*What you will do*
Return all lines in the material below that contain "hint".

Stored items from a collection
↓
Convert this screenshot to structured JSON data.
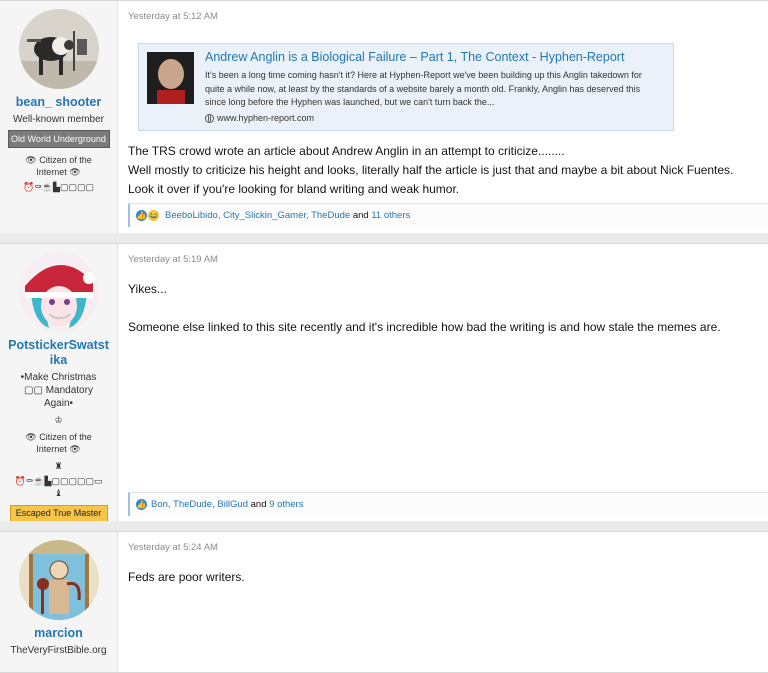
{
  "posts": [
    {
      "author": {
        "name": "bean_ shooter",
        "title": "Well-known member",
        "banner": "Old World Underground",
        "extra": "👁 Citizen of the Internet 👁",
        "icons": "⏰⚰☕▙▢▢▢▢"
      },
      "date": "Yesterday at 5:12 AM",
      "unfurl": {
        "title": "Andrew Anglin is a Biological Failure – Part 1, The Context - Hyphen-Report",
        "desc": "It's been a long time coming hasn't it? Here at Hyphen-Report we've been building up this Anglin takedown for quite a while now, at least by the standards of a website barely a month old. Frankly, Anglin has deserved this since long before the Hyphen was launched, but we can't turn back the...",
        "source": "www.hyphen-report.com"
      },
      "lines": [
        "The TRS crowd wrote an article about Andrew Anglin in an attempt to criticize........",
        "Well mostly to criticize his height and looks, literally half the article is just that and maybe a bit about Nick Fuentes.",
        "Look it over if you're looking for bland writing and weak humor."
      ],
      "reactions": {
        "names": "BeeboLibido, City_Slickin_Gamer, TheDude",
        "and": "and",
        "others": "11 others"
      }
    },
    {
      "author": {
        "name": "PotstickerSwatstika",
        "title": "•Make Christmas ▢▢ Mandatory Again•",
        "extra": "👁 Citizen of the Internet 👁",
        "icons": "⏰⚰☕▙▢▢▢▢▢▭♝",
        "banner": "Escaped True Master"
      },
      "date": "Yesterday at 5:19 AM",
      "lines": [
        "Yikes...",
        "Someone else linked to this site recently and it's incredible how bad the writing is and how stale the memes are."
      ],
      "reactions": {
        "names": "Bon, TheDude, BillGud",
        "and": "and",
        "others": "9 others"
      }
    },
    {
      "author": {
        "name": "marcion",
        "title": "TheVeryFirstBible.org"
      },
      "date": "Yesterday at 5:24 AM",
      "lines": [
        "Feds are poor writers."
      ]
    }
  ]
}
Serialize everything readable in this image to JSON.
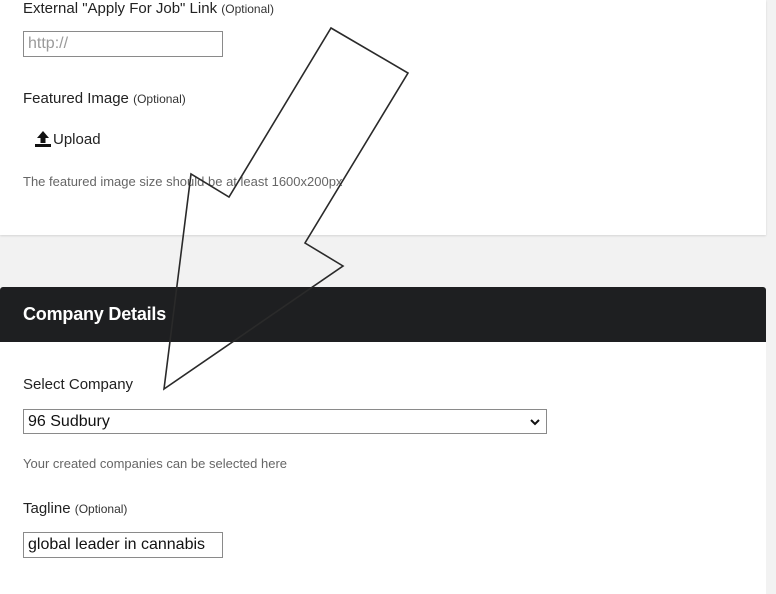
{
  "apply_link": {
    "label": "External \"Apply For Job\" Link",
    "optional": "(Optional)",
    "placeholder": "http://",
    "value": ""
  },
  "featured_image": {
    "label": "Featured Image",
    "optional": "(Optional)",
    "upload_label": "Upload",
    "upload_icon": "upload-icon",
    "hint": "The featured image size should be at least 1600x200px"
  },
  "company_details": {
    "title": "Company Details",
    "select_company": {
      "label": "Select Company",
      "selected": "96 Sudbury",
      "hint": "Your created companies can be selected here"
    },
    "tagline": {
      "label": "Tagline",
      "optional": "(Optional)",
      "value": "global leader in cannabis"
    }
  },
  "colors": {
    "header_bg": "#1e1f21",
    "page_bg": "#f2f2f2",
    "card_bg": "#ffffff"
  }
}
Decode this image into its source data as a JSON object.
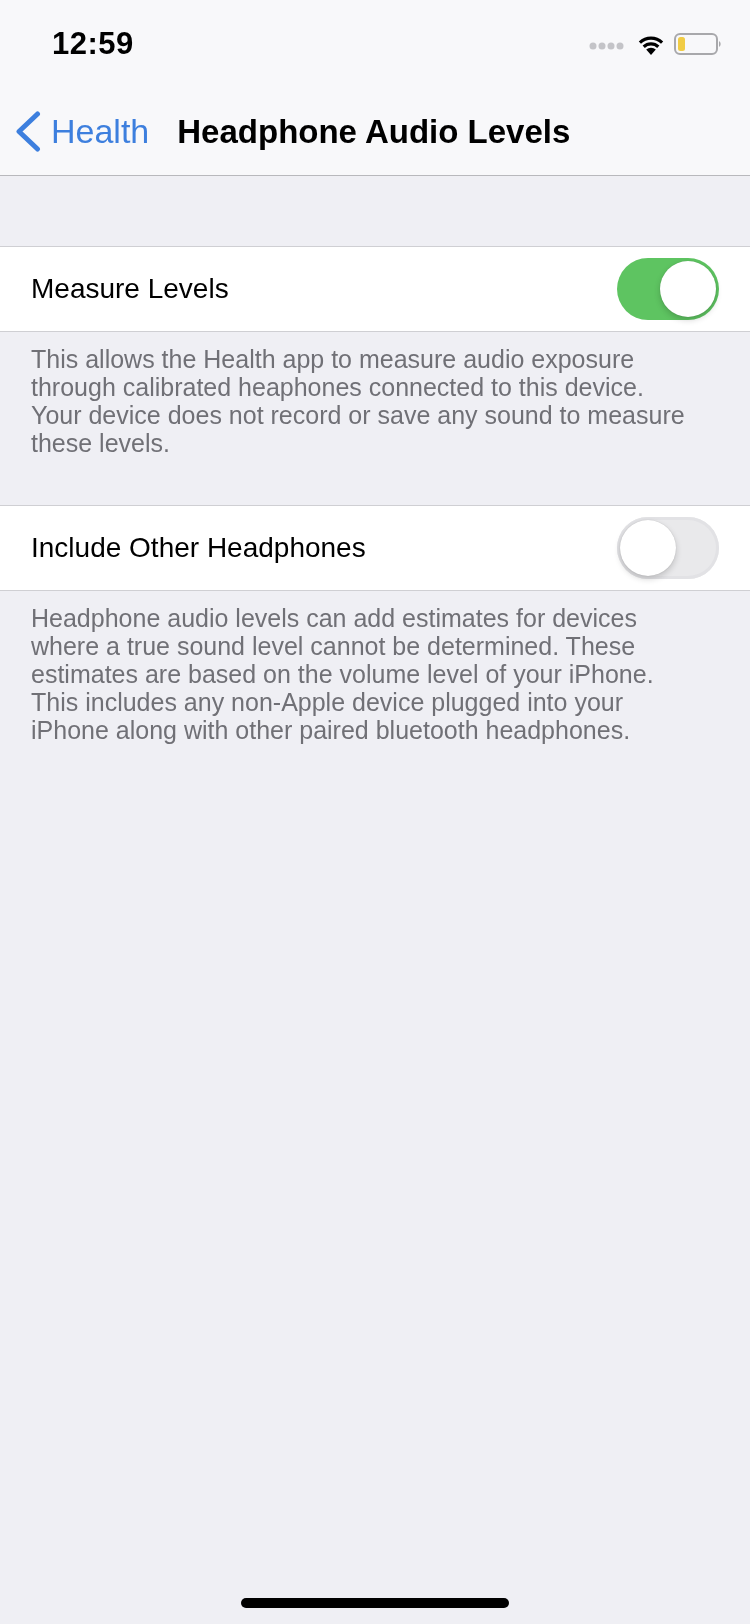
{
  "status_bar": {
    "time": "12:59"
  },
  "nav_bar": {
    "back_label": "Health",
    "title": "Headphone Audio Levels"
  },
  "sections": [
    {
      "label": "Measure Levels",
      "on": true,
      "footer": "This allows the Health app to measure audio exposure through calibrated heaphones connected to this device. Your device does not record or save any sound to measure these levels."
    },
    {
      "label": "Include Other Headphones",
      "on": false,
      "footer": "Headphone audio levels can add estimates for devices where a true sound level cannot be determined. These estimates are based on the volume level of your iPhone. This includes any non-Apple device plugged into your iPhone along with other paired bluetooth headphones."
    }
  ]
}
↑
*Exercise solution*
    "hint": "The featured image size should be at least 1600x200px"
      "hint": "Your created companies can be selected here"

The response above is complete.